----- RECORDS FOR THE EXERCISE
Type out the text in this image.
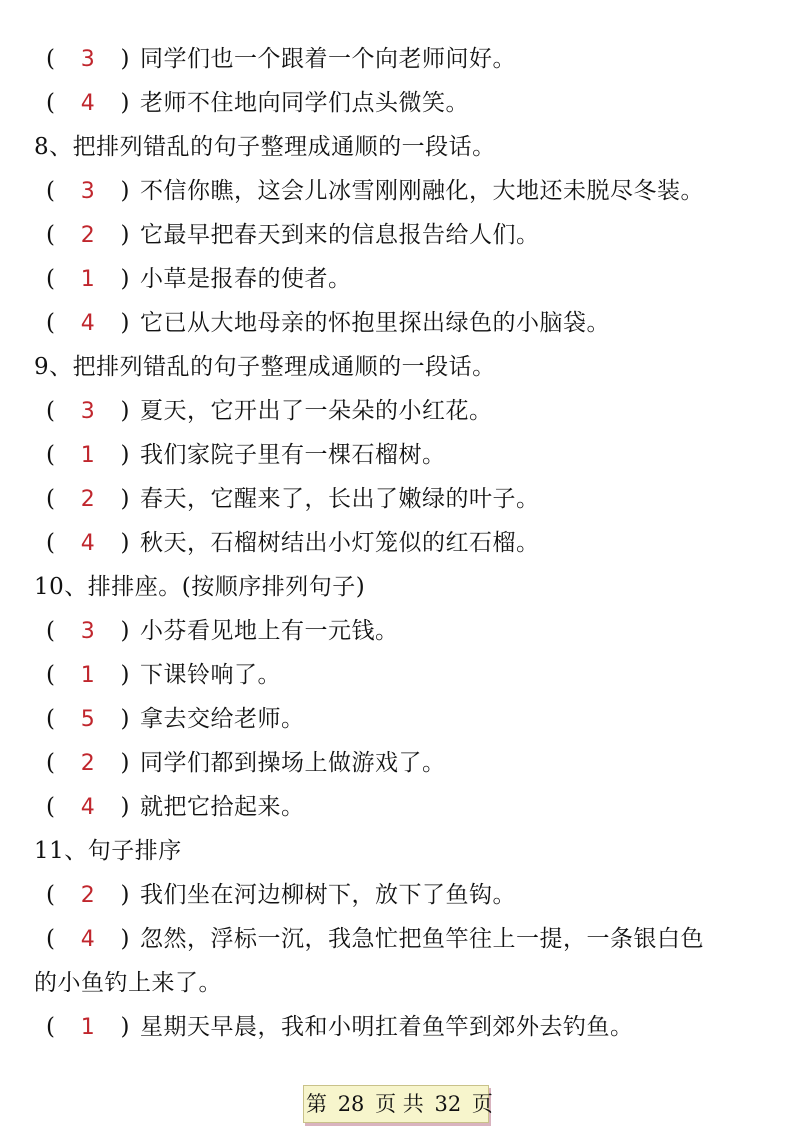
( 3 ) 同学们也一个跟着一个向老师问好。
( 4 ) 老师不住地向同学们点头微笑。
8、把排列错乱的句子整理成通顺的一段话。
( 3 ) 不信你瞧，这会儿冰雪刚刚融化，大地还未脱尽冬装。
( 2 ) 它最早把春天到来的信息报告给人们。
( 1 ) 小草是报春的使者。
( 4 ) 它已从大地母亲的怀抱里探出绿色的小脑袋。
9、把排列错乱的句子整理成通顺的一段话。
( 3 ) 夏天，它开出了一朵朵的小红花。
( 1 ) 我们家院子里有一棵石榴树。
( 2 ) 春天，它醒来了，长出了嫩绿的叶子。
( 4 ) 秋天，石榴树结出小灯笼似的红石榴。
10、排排座。(按顺序排列句子)
( 3 ) 小芬看见地上有一元钱。
( 1 ) 下课铃响了。
( 5 ) 拿去交给老师。
( 2 ) 同学们都到操场上做游戏了。
( 4 ) 就把它拾起来。
11、句子排序
( 2 ) 我们坐在河边柳树下，放下了鱼钩。
( 4 ) 忽然，浮标一沉，我急忙把鱼竿往上一提，一条银白色
的小鱼钓上来了。
( 1 ) 星期天早晨，我和小明扛着鱼竿到郊外去钓鱼。
第 28 页 共 32 页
----------
• REQUIREMENT: Track down every line with the word "把排列错乱的句子整理成通顺的一段话" and copy it.

• TASK ANSWER:
8、把排列错乱的句子整理成通顺的一段话。
9、把排列错乱的句子整理成通顺的一段话。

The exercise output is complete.